What to work on.
1 - In the paper excerpt, what examples does the abstract give of the entities that nodes can represent?
2 - Answer these questions from the paper excerpt:
(a) Which author is affiliated with the Department of Computer Science at University College London?
(b) What does the abbreviation 2NN stand for?
(c) What do most studies rely on to set the number of dimensions of the embedding space?

Page text.

=======

Milena Stojić1, Noël Malod-Dognin1 and Nataša Pržulj1,2,3,*
1 Barcelona Supercomputing Center (BSC), Barcelona, Spain
2 Department of Computer Science, University College London, London, UK
3 ICREA, Pg. Lluís Companys 23, Barcelona, Spain
natasha [at] bsc.es
Abstract
Thanks to the advances in capturing technology, huge amounts of large-scale biological, omics data have been accumulated. These data are naturally modeled as networks in which nodes represent entities (e.g., patients, genes, metabolites) and edges represent interactions between them. Because of the computational complexity of directly mining networks, current approaches first embed these networks in low-dimensional vector space, and then mine the resulting node embedding vectors for new biomedical knowledge. However, despite successful applications of network-embedding methodologies for mining biological data, there is still no gold-standard approach for determining its key parameter; the number of dimensions of the embedding space. Thus, to set this parameter, most studies rely on computationally inefficient grid-searches. Recently, Two Nearest Neighbors (2NN), a methodology that estimates the intrinsic dimensionality of data-points in high dimensional space, has been successfully applied to estimate the number of dimensions needed to embed synthetic and toy example networks.

=======

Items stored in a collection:

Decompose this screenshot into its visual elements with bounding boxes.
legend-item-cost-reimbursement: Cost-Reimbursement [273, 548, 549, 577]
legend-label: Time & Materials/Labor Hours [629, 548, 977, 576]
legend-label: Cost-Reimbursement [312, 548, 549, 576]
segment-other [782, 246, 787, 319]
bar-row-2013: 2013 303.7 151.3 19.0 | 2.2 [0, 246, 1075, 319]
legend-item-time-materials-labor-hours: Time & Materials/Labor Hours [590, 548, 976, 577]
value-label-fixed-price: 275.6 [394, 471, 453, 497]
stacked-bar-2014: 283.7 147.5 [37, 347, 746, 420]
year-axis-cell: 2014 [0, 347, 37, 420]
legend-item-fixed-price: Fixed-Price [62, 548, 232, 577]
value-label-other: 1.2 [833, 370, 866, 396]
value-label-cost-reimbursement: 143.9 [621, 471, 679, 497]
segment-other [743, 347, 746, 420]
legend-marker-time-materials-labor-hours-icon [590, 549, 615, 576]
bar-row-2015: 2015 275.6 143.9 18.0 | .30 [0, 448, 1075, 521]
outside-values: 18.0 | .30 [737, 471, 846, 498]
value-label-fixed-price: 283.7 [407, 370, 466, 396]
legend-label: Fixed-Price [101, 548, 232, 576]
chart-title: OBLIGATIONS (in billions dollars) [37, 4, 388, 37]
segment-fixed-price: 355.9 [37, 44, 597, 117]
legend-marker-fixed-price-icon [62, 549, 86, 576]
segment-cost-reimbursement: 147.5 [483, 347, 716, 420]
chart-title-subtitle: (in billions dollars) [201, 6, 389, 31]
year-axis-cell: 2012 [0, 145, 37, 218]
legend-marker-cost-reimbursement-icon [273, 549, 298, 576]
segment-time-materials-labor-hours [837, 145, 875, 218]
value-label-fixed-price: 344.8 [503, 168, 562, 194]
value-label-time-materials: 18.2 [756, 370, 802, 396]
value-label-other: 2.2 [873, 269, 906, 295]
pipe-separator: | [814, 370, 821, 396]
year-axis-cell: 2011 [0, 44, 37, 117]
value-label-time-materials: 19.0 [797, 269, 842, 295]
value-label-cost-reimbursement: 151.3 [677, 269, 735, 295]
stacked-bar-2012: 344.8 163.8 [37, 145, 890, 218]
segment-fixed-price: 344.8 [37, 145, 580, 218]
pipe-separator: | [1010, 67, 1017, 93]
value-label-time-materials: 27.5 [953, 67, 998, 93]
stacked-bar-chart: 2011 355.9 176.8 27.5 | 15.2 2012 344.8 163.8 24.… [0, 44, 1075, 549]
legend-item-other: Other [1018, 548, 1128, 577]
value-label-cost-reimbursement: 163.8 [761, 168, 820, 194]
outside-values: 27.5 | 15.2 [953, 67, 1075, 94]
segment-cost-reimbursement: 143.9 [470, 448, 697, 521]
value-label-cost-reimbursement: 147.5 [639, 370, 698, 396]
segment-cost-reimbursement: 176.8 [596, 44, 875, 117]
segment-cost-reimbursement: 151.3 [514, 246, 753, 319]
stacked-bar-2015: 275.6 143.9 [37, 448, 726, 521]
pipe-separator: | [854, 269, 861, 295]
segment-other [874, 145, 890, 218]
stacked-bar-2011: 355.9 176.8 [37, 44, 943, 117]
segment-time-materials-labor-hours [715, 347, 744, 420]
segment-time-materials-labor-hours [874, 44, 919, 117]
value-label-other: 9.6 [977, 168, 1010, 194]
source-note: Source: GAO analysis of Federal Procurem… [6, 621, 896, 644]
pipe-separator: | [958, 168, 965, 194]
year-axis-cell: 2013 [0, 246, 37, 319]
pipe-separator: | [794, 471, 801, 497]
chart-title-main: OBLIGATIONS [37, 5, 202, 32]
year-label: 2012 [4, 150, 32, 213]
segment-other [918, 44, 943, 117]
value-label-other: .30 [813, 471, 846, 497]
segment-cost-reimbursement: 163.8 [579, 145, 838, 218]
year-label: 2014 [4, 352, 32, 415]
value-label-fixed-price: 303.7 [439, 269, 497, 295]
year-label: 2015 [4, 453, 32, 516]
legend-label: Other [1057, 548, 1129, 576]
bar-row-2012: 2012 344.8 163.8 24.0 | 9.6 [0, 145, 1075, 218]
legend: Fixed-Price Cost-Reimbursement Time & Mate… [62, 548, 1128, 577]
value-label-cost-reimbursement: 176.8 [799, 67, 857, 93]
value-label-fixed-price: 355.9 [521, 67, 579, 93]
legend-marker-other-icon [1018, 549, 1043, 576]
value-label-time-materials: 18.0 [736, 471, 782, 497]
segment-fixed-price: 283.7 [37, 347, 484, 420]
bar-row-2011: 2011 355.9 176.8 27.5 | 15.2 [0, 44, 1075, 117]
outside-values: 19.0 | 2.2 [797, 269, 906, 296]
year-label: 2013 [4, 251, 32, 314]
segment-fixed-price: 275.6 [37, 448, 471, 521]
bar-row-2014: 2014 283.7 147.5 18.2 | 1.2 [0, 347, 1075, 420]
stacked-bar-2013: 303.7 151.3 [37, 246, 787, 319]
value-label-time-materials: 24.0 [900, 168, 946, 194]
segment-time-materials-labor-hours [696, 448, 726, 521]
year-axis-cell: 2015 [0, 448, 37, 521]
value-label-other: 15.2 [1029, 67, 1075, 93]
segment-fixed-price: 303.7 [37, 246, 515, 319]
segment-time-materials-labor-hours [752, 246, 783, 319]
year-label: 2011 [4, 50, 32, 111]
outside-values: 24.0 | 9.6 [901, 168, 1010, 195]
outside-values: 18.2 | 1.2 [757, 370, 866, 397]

=======

Answers to the tasks.
1 - Patients, genes, metabolites

2 -
(a) Nataša Pržulj
(b) Two Nearest Neighbors
(c) Computationally inefficient grid-searches